_Task objective:_
Quote the whole listing word for word. Do not include the pictures.

_Material provided:_
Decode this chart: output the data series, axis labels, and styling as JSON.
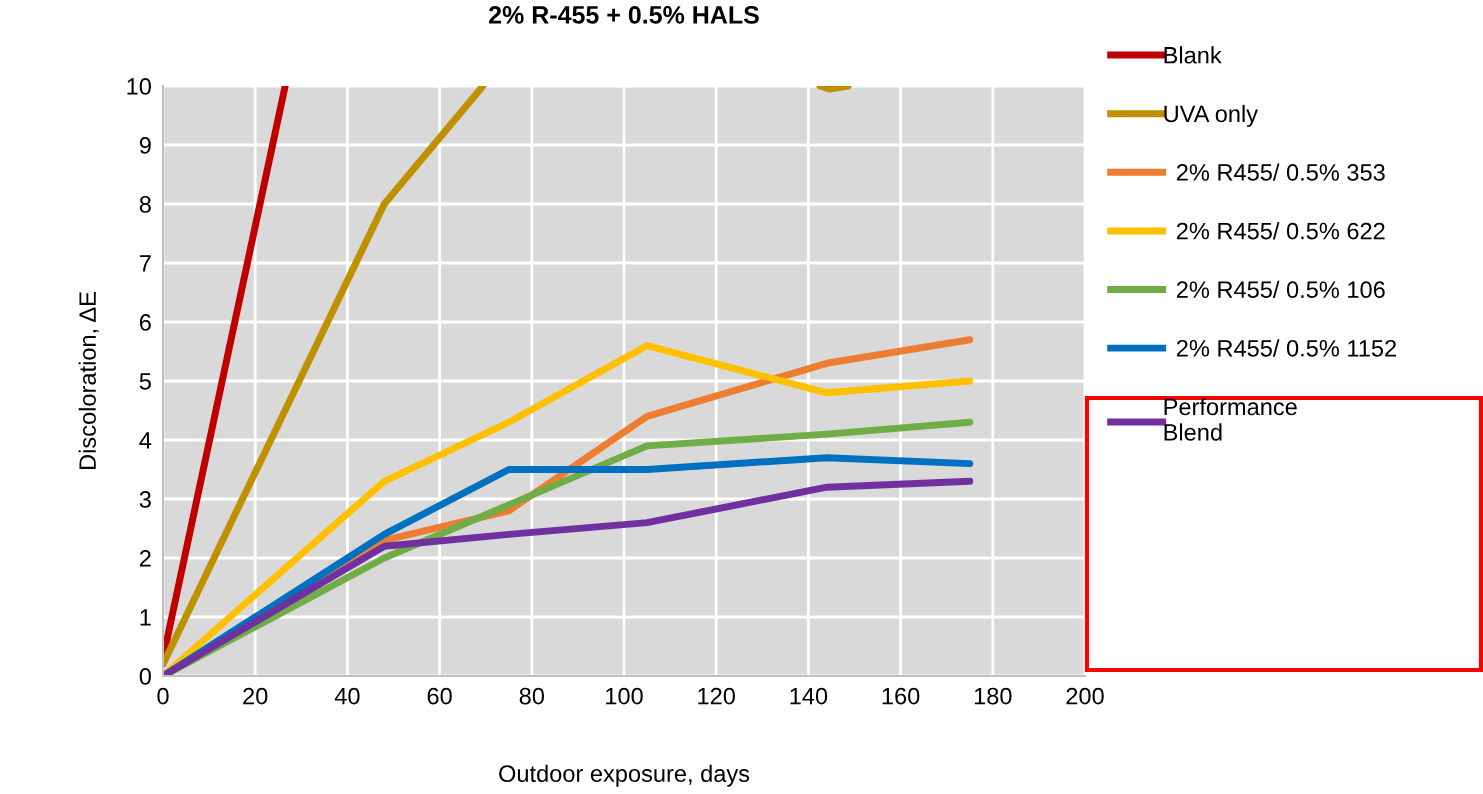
{
  "chart_data": {
    "type": "line",
    "title": "2% R-455 + 0.5% HALS",
    "xlabel": "Outdoor exposure, days",
    "ylabel": "Discoloration, ΔE",
    "xlim": [
      0,
      200
    ],
    "xticks": [
      0,
      20,
      40,
      60,
      80,
      100,
      120,
      140,
      160,
      180,
      200
    ],
    "ylim": [
      0,
      10
    ],
    "yticks": [
      0,
      1,
      2,
      3,
      4,
      5,
      6,
      7,
      8,
      9,
      10
    ],
    "grid": true,
    "legend": "right",
    "marker": "none",
    "line_style": "solid",
    "series": [
      {
        "name": "Blank",
        "color": "#c00000",
        "x": [
          0,
          26.5
        ],
        "values": [
          0.3,
          10
        ]
      },
      {
        "name": "UVA only",
        "color": "#bf9000",
        "x": [
          0,
          48,
          69.4,
          106,
          142.5,
          144.5,
          148.6
        ],
        "values": [
          0.2,
          8,
          10,
          null,
          10,
          9.95,
          10
        ]
      },
      {
        "name": "  2% R455/ 0.5% 353",
        "color": "#ed7d31",
        "x": [
          0,
          48,
          75,
          105,
          144,
          175
        ],
        "values": [
          0,
          2.3,
          2.8,
          4.4,
          5.3,
          5.7
        ]
      },
      {
        "name": "  2% R455/ 0.5% 622",
        "color": "#ffc000",
        "x": [
          0,
          48,
          75,
          105,
          144,
          175
        ],
        "values": [
          0,
          3.3,
          4.3,
          5.6,
          4.8,
          5.0
        ]
      },
      {
        "name": "  2% R455/ 0.5% 106",
        "color": "#70ad47",
        "x": [
          0,
          48,
          75,
          105,
          144,
          175
        ],
        "values": [
          0,
          2.0,
          2.9,
          3.9,
          4.1,
          4.3
        ]
      },
      {
        "name": "  2% R455/ 0.5% 1152",
        "color": "#0070c0",
        "x": [
          0,
          48,
          75,
          105,
          144,
          175
        ],
        "values": [
          0,
          2.4,
          3.5,
          3.5,
          3.7,
          3.6
        ]
      },
      {
        "name": "Performance\nBlend",
        "color": "#7030a0",
        "x": [
          0,
          48,
          75,
          105,
          144,
          175
        ],
        "values": [
          0,
          2.2,
          2.4,
          2.6,
          3.2,
          3.3
        ]
      }
    ]
  }
}
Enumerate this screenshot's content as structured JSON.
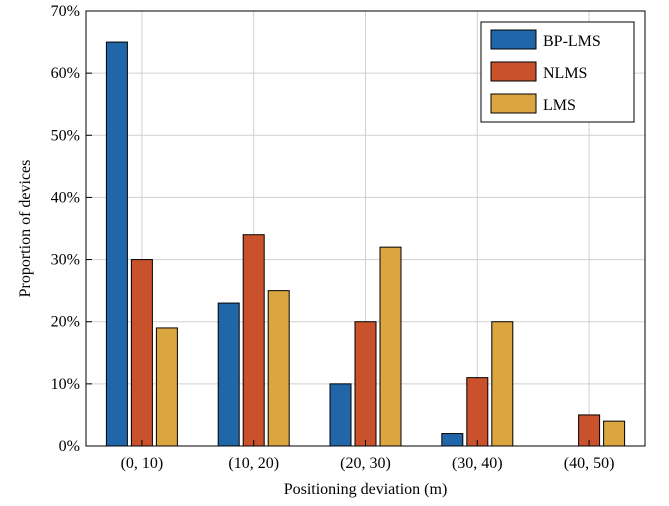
{
  "chart_data": {
    "type": "bar",
    "title": "",
    "xlabel": "Positioning deviation (m)",
    "ylabel": "Proportion of devices",
    "ylim": [
      0,
      70
    ],
    "yticks": [
      0,
      10,
      20,
      30,
      40,
      50,
      60,
      70
    ],
    "ytick_labels": [
      "0%",
      "10%",
      "20%",
      "30%",
      "40%",
      "50%",
      "60%",
      "70%"
    ],
    "grid": true,
    "legend_position": "top-right",
    "categories": [
      "(0, 10)",
      "(10, 20)",
      "(20, 30)",
      "(30, 40)",
      "(40, 50)"
    ],
    "series": [
      {
        "name": "BP-LMS",
        "color": "#2166a8",
        "values": [
          65,
          23,
          10,
          2,
          0
        ]
      },
      {
        "name": "NLMS",
        "color": "#c9512c",
        "values": [
          30,
          34,
          20,
          11,
          5
        ]
      },
      {
        "name": "LMS",
        "color": "#dba53f",
        "values": [
          19,
          25,
          32,
          20,
          4
        ]
      }
    ]
  }
}
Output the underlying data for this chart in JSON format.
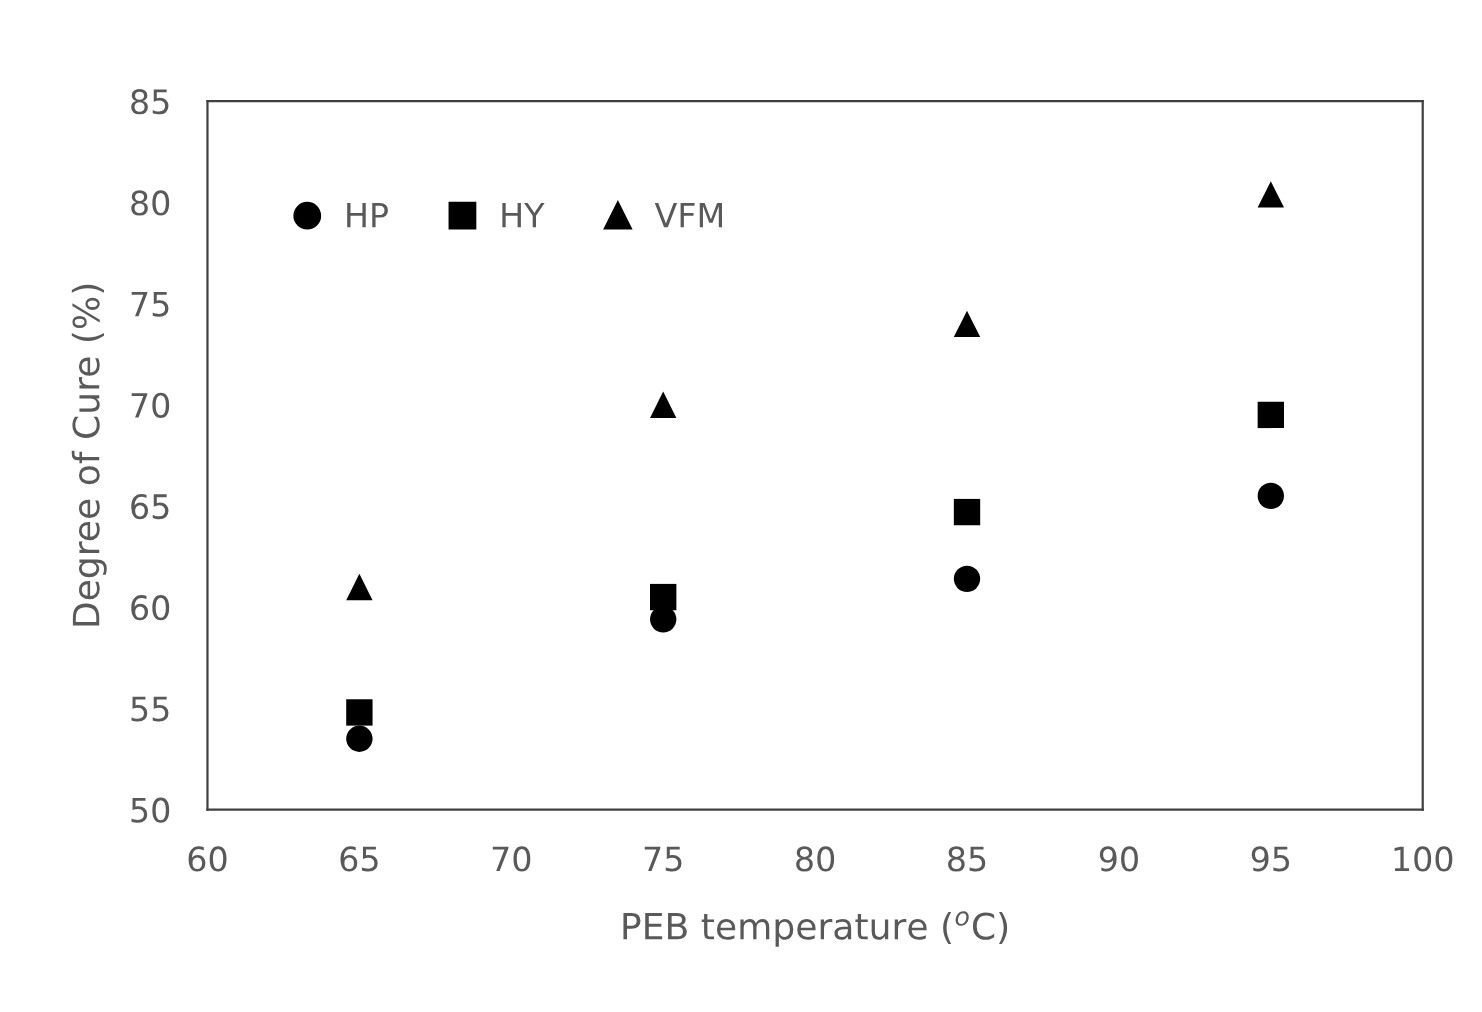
{
  "chart_data": {
    "type": "scatter",
    "xlabel": "PEB temperature ($^{o}$C)",
    "ylabel": "Degree of Cure (%)",
    "x": [
      65,
      75,
      85,
      95
    ],
    "series": [
      {
        "name": "HP",
        "color": "#000000",
        "marker": "circle",
        "values": [
          53.5,
          59.4,
          61.4,
          65.5
        ]
      },
      {
        "name": "HY",
        "color": "#000000",
        "marker": "square",
        "values": [
          54.8,
          60.5,
          64.7,
          69.5
        ]
      },
      {
        "name": "VFM",
        "color": "#000000",
        "marker": "triangle",
        "values": [
          61,
          70,
          74,
          80.4
        ]
      }
    ],
    "xlim": [
      60,
      100
    ],
    "xticks": [
      60,
      65,
      70,
      75,
      80,
      85,
      90,
      95,
      100
    ],
    "ylim": [
      50,
      85
    ],
    "yticks": [
      50,
      55,
      60,
      65,
      70,
      75,
      80,
      85
    ],
    "grid": false,
    "legend": "top left"
  }
}
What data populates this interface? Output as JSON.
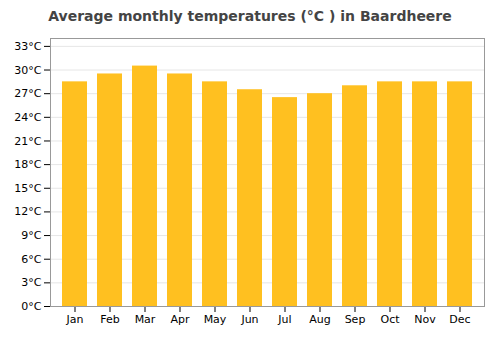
{
  "chart_data": {
    "type": "bar",
    "title": "Average monthly temperatures (°C ) in Baardheere",
    "categories": [
      "Jan",
      "Feb",
      "Mar",
      "Apr",
      "May",
      "Jun",
      "Jul",
      "Aug",
      "Sep",
      "Oct",
      "Nov",
      "Dec"
    ],
    "values": [
      28.5,
      29.5,
      30.5,
      29.5,
      28.5,
      27.5,
      26.5,
      27.0,
      28.0,
      28.5,
      28.5,
      28.5
    ],
    "color": "#FFC020",
    "ylim": [
      0,
      34
    ],
    "yticks": [
      {
        "value": 0,
        "label": "0°C"
      },
      {
        "value": 3,
        "label": "3°C"
      },
      {
        "value": 6,
        "label": "6°C"
      },
      {
        "value": 9,
        "label": "9°C"
      },
      {
        "value": 12,
        "label": "12°C"
      },
      {
        "value": 15,
        "label": "15°C"
      },
      {
        "value": 18,
        "label": "18°C"
      },
      {
        "value": 21,
        "label": "21°C"
      },
      {
        "value": 24,
        "label": "24°C"
      },
      {
        "value": 27,
        "label": "27°C"
      },
      {
        "value": 30,
        "label": "30°C"
      },
      {
        "value": 33,
        "label": "33°C"
      }
    ],
    "grid": true
  }
}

_Right answer:_
Decode this chart: output the data series, axis labels, and styling as JSON.
{
  "chart_data": {
    "type": "line",
    "title": "2% R-455 + 0.5% HALS",
    "xlabel": "Outdoor exposure, days",
    "ylabel": "Discoloration, ΔE",
    "xlim": [
      0,
      200
    ],
    "xticks": [
      0,
      20,
      40,
      60,
      80,
      100,
      120,
      140,
      160,
      180,
      200
    ],
    "ylim": [
      0,
      10
    ],
    "yticks": [
      0,
      1,
      2,
      3,
      4,
      5,
      6,
      7,
      8,
      9,
      10
    ],
    "grid": true,
    "legend": "right",
    "marker": "none",
    "line_style": "solid",
    "series": [
      {
        "name": "Blank",
        "color": "#c00000",
        "x": [
          0,
          26.5
        ],
        "values": [
          0.3,
          10
        ]
      },
      {
        "name": "UVA only",
        "color": "#bf9000",
        "x": [
          0,
          48,
          69.4,
          106,
          142.5,
          144.5,
          148.6
        ],
        "values": [
          0.2,
          8,
          10,
          null,
          10,
          9.95,
          10
        ]
      },
      {
        "name": "  2% R455/ 0.5% 353",
        "color": "#ed7d31",
        "x": [
          0,
          48,
          75,
          105,
          144,
          175
        ],
        "values": [
          0,
          2.3,
          2.8,
          4.4,
          5.3,
          5.7
        ]
      },
      {
        "name": "  2% R455/ 0.5% 622",
        "color": "#ffc000",
        "x": [
          0,
          48,
          75,
          105,
          144,
          175
        ],
        "values": [
          0,
          3.3,
          4.3,
          5.6,
          4.8,
          5.0
        ]
      },
      {
        "name": "  2% R455/ 0.5% 106",
        "color": "#70ad47",
        "x": [
          0,
          48,
          75,
          105,
          144,
          175
        ],
        "values": [
          0,
          2.0,
          2.9,
          3.9,
          4.1,
          4.3
        ]
      },
      {
        "name": "  2% R455/ 0.5% 1152",
        "color": "#0070c0",
        "x": [
          0,
          48,
          75,
          105,
          144,
          175
        ],
        "values": [
          0,
          2.4,
          3.5,
          3.5,
          3.7,
          3.6
        ]
      },
      {
        "name": "Performance\nBlend",
        "color": "#7030a0",
        "x": [
          0,
          48,
          75,
          105,
          144,
          175
        ],
        "values": [
          0,
          2.2,
          2.4,
          2.6,
          3.2,
          3.3
        ]
      }
    ]
  }
}
Enumerate this screenshot's content as structured JSON.
{
  "chart_data": {
    "type": "bar",
    "title": "",
    "xlabel": "Positioning deviation (m)",
    "ylabel": "Proportion of devices",
    "ylim": [
      0,
      70
    ],
    "yticks": [
      0,
      10,
      20,
      30,
      40,
      50,
      60,
      70
    ],
    "ytick_labels": [
      "0%",
      "10%",
      "20%",
      "30%",
      "40%",
      "50%",
      "60%",
      "70%"
    ],
    "grid": true,
    "legend_position": "top-right",
    "categories": [
      "(0, 10)",
      "(10, 20)",
      "(20, 30)",
      "(30, 40)",
      "(40, 50)"
    ],
    "series": [
      {
        "name": "BP-LMS",
        "color": "#2166a8",
        "values": [
          65,
          23,
          10,
          2,
          0
        ]
      },
      {
        "name": "NLMS",
        "color": "#c9512c",
        "values": [
          30,
          34,
          20,
          11,
          5
        ]
      },
      {
        "name": "LMS",
        "color": "#dba53f",
        "values": [
          19,
          25,
          32,
          20,
          4
        ]
      }
    ]
  }
}
Output the underlying data for this chart in JSON format.
{
  "chart_data": {
    "type": "scatter",
    "xlabel": "PEB temperature ($^{o}$C)",
    "ylabel": "Degree of Cure (%)",
    "x": [
      65,
      75,
      85,
      95
    ],
    "series": [
      {
        "name": "HP",
        "color": "#000000",
        "marker": "circle",
        "values": [
          53.5,
          59.4,
          61.4,
          65.5
        ]
      },
      {
        "name": "HY",
        "color": "#000000",
        "marker": "square",
        "values": [
          54.8,
          60.5,
          64.7,
          69.5
        ]
      },
      {
        "name": "VFM",
        "color": "#000000",
        "marker": "triangle",
        "values": [
          61,
          70,
          74,
          80.4
        ]
      }
    ],
    "xlim": [
      60,
      100
    ],
    "xticks": [
      60,
      65,
      70,
      75,
      80,
      85,
      90,
      95,
      100
    ],
    "ylim": [
      50,
      85
    ],
    "yticks": [
      50,
      55,
      60,
      65,
      70,
      75,
      80,
      85
    ],
    "grid": false,
    "legend": "top left"
  }
}
What data populates this interface? Output as JSON.
{
  "chart_data": {
    "type": "bar",
    "title": "Average monthly temperatures (°C ) in Baardheere",
    "categories": [
      "Jan",
      "Feb",
      "Mar",
      "Apr",
      "May",
      "Jun",
      "Jul",
      "Aug",
      "Sep",
      "Oct",
      "Nov",
      "Dec"
    ],
    "values": [
      28.5,
      29.5,
      30.5,
      29.5,
      28.5,
      27.5,
      26.5,
      27.0,
      28.0,
      28.5,
      28.5,
      28.5
    ],
    "color": "#FFC020",
    "ylim": [
      0,
      34
    ],
    "yticks": [
      {
        "value": 0,
        "label": "0°C"
      },
      {
        "value": 3,
        "label": "3°C"
      },
      {
        "value": 6,
        "label": "6°C"
      },
      {
        "value": 9,
        "label": "9°C"
      },
      {
        "value": 12,
        "label": "12°C"
      },
      {
        "value": 15,
        "label": "15°C"
      },
      {
        "value": 18,
        "label": "18°C"
      },
      {
        "value": 21,
        "label": "21°C"
      },
      {
        "value": 24,
        "label": "24°C"
      },
      {
        "value": 27,
        "label": "27°C"
      },
      {
        "value": 30,
        "label": "30°C"
      },
      {
        "value": 33,
        "label": "33°C"
      }
    ],
    "grid": true
  }
}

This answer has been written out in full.